**Element and region data:**
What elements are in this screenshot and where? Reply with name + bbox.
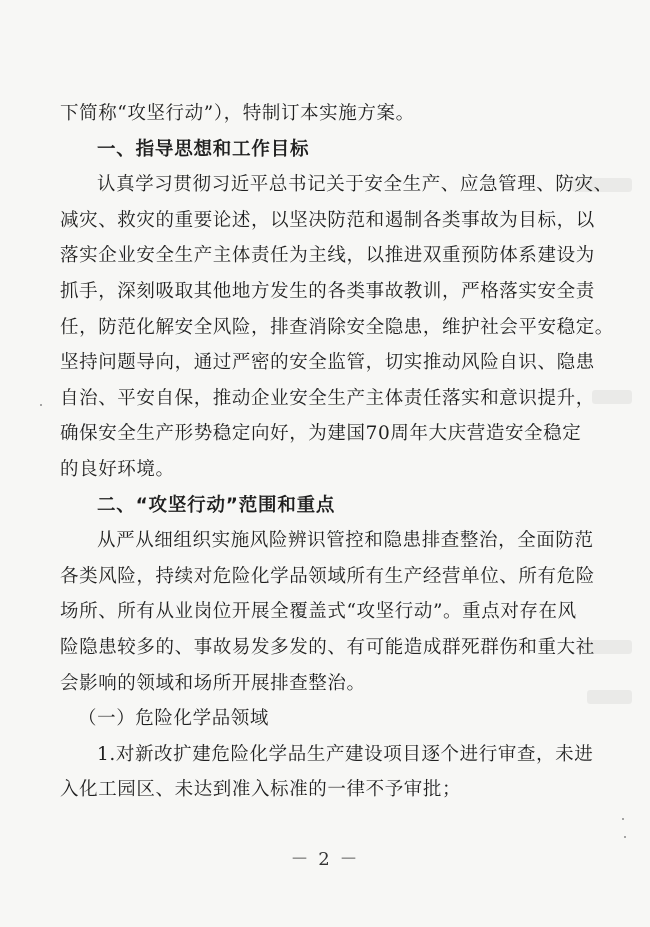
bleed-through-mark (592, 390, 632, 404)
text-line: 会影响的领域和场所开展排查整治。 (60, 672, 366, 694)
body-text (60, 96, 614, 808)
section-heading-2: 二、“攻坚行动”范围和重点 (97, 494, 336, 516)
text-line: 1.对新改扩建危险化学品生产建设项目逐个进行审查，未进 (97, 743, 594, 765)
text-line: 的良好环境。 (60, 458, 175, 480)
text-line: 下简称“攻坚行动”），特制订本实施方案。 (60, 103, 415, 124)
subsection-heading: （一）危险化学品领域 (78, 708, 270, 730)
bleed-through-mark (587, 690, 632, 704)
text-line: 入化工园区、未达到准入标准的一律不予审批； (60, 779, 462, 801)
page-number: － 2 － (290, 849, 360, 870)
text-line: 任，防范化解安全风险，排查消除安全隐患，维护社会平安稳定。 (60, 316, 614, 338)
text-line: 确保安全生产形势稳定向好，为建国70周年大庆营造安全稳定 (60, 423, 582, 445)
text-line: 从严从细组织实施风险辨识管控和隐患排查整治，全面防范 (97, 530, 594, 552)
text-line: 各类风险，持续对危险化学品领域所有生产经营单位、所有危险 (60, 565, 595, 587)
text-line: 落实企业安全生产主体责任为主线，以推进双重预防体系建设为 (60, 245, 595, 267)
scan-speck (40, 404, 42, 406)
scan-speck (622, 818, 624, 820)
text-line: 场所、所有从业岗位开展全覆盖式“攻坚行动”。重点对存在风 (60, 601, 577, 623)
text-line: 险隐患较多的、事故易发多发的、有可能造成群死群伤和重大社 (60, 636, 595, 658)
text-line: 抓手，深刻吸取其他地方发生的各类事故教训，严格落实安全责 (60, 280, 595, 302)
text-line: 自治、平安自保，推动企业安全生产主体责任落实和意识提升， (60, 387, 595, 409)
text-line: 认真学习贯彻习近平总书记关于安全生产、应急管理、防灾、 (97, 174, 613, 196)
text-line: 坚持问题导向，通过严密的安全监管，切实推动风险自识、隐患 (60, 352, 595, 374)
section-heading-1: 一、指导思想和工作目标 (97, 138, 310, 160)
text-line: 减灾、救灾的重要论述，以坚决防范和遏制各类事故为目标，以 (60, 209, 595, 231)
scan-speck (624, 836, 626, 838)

==

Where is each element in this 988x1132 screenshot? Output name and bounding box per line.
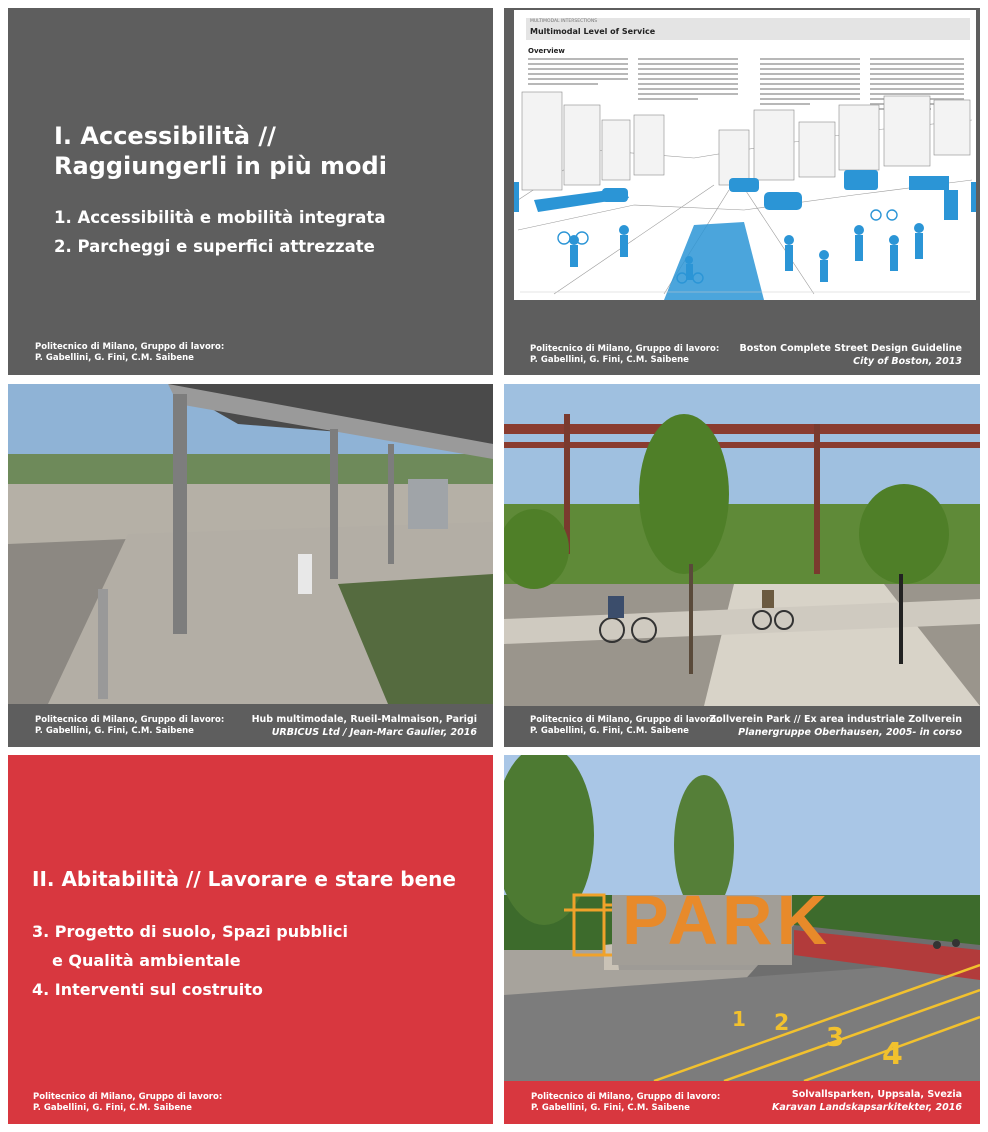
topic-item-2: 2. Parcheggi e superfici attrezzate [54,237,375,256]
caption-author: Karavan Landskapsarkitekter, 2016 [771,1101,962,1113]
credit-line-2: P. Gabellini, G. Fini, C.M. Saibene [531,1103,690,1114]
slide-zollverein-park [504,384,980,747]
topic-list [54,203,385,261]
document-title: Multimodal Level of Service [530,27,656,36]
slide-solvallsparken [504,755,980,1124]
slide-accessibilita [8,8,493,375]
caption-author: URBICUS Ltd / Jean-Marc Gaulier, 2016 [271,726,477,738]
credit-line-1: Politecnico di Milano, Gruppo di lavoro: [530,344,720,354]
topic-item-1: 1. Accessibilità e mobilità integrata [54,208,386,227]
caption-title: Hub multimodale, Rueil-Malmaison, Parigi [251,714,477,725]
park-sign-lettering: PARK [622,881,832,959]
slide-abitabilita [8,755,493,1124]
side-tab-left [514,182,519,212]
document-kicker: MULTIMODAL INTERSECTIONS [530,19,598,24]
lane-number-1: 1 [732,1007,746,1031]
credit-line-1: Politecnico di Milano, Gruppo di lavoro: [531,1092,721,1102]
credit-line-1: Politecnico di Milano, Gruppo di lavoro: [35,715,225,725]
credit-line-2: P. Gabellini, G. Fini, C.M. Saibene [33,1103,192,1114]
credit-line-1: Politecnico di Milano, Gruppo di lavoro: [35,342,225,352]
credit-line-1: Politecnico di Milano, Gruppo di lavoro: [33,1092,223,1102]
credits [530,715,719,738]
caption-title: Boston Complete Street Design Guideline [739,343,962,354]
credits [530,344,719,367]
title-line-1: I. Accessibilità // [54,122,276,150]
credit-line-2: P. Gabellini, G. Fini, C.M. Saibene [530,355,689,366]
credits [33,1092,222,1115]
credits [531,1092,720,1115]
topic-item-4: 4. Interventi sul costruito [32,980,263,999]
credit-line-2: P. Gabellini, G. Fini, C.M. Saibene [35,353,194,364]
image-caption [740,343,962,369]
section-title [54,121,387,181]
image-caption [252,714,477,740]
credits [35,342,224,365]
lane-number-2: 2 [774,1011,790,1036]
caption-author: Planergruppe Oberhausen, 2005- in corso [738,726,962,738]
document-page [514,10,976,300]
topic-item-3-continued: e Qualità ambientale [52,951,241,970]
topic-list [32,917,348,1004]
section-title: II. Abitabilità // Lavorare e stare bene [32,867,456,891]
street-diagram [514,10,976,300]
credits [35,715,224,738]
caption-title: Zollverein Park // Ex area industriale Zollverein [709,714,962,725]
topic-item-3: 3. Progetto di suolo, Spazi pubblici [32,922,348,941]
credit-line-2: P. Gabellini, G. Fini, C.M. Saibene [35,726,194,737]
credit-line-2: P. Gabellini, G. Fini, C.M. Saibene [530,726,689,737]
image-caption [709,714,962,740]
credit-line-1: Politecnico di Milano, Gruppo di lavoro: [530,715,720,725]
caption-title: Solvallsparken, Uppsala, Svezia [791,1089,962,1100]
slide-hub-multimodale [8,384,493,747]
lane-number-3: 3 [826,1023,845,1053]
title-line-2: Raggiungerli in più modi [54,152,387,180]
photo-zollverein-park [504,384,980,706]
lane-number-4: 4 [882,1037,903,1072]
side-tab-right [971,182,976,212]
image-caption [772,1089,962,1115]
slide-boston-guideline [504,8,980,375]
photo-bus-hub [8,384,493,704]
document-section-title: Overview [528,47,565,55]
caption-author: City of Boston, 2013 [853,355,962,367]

**STATED TASK:**
Please repeat the data from the line with "bleed-through-mark (592, 390, 632, 404)" to the line with "subsection-heading: （一）危险化学品领域 (78, 708, 270, 730)", including both of those lines.

**IN RESPONSE:**
bleed-through-mark (592, 390, 632, 404)
text-line: 会影响的领域和场所开展排查整治。 (60, 672, 366, 694)
body-text (60, 96, 614, 808)
section-heading-2: 二、“攻坚行动”范围和重点 (97, 494, 336, 516)
text-line: 1.对新改扩建危险化学品生产建设项目逐个进行审查，未进 (97, 743, 594, 765)
text-line: 的良好环境。 (60, 458, 175, 480)
text-line: 下简称“攻坚行动”），特制订本实施方案。 (60, 103, 415, 124)
subsection-heading: （一）危险化学品领域 (78, 708, 270, 730)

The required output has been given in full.